- Data for the task:
_ _ _ _
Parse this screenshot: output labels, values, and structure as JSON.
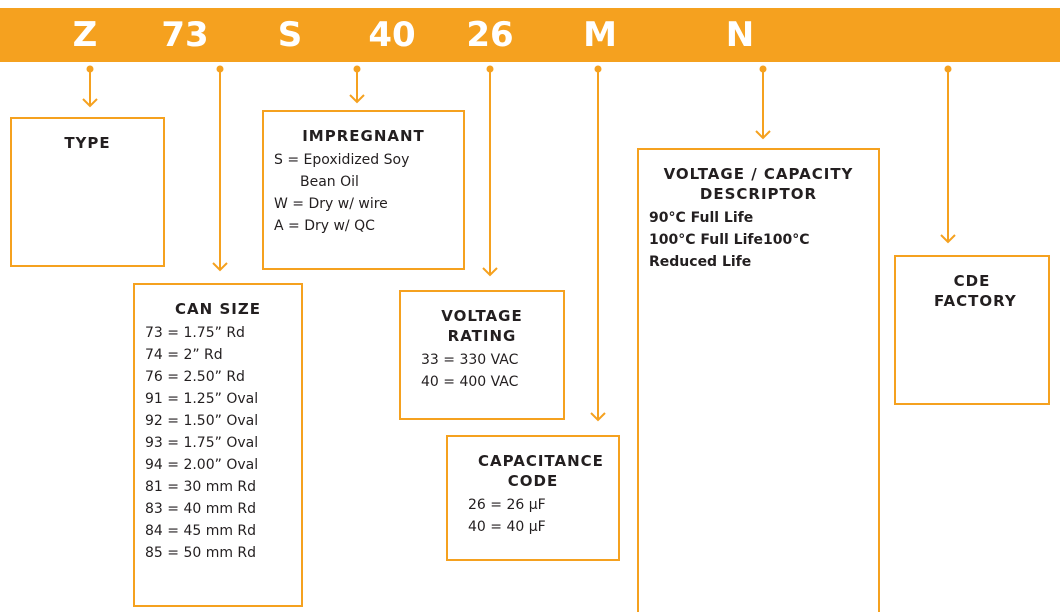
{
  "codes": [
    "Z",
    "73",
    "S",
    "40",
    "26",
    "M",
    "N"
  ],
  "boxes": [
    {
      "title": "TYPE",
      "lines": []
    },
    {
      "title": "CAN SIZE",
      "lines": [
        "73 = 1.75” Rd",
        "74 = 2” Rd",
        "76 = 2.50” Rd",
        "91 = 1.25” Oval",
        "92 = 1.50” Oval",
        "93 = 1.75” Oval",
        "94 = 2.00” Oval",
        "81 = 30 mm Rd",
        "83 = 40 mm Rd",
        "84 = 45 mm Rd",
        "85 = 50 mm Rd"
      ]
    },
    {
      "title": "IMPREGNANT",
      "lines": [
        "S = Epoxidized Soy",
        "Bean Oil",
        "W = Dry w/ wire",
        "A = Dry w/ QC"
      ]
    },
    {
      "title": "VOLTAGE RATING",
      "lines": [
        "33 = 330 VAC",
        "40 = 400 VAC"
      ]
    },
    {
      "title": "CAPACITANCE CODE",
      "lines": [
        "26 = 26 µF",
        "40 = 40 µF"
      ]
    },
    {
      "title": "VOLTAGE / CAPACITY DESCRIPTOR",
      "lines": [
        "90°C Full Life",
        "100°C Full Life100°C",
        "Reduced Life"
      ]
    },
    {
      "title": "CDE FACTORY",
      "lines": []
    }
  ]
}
_ _ _ _
- Aim of the task:
Copy out each line in the listing that has the word "title".

- Exercise response:
      "title": "TYPE",
      "title": "CAN SIZE",
      "title": "IMPREGNANT",
      "title": "VOLTAGE RATING",
      "title": "CAPACITANCE CODE",
      "title": "VOLTAGE / CAPACITY DESCRIPTOR",
      "title": "CDE FACTORY",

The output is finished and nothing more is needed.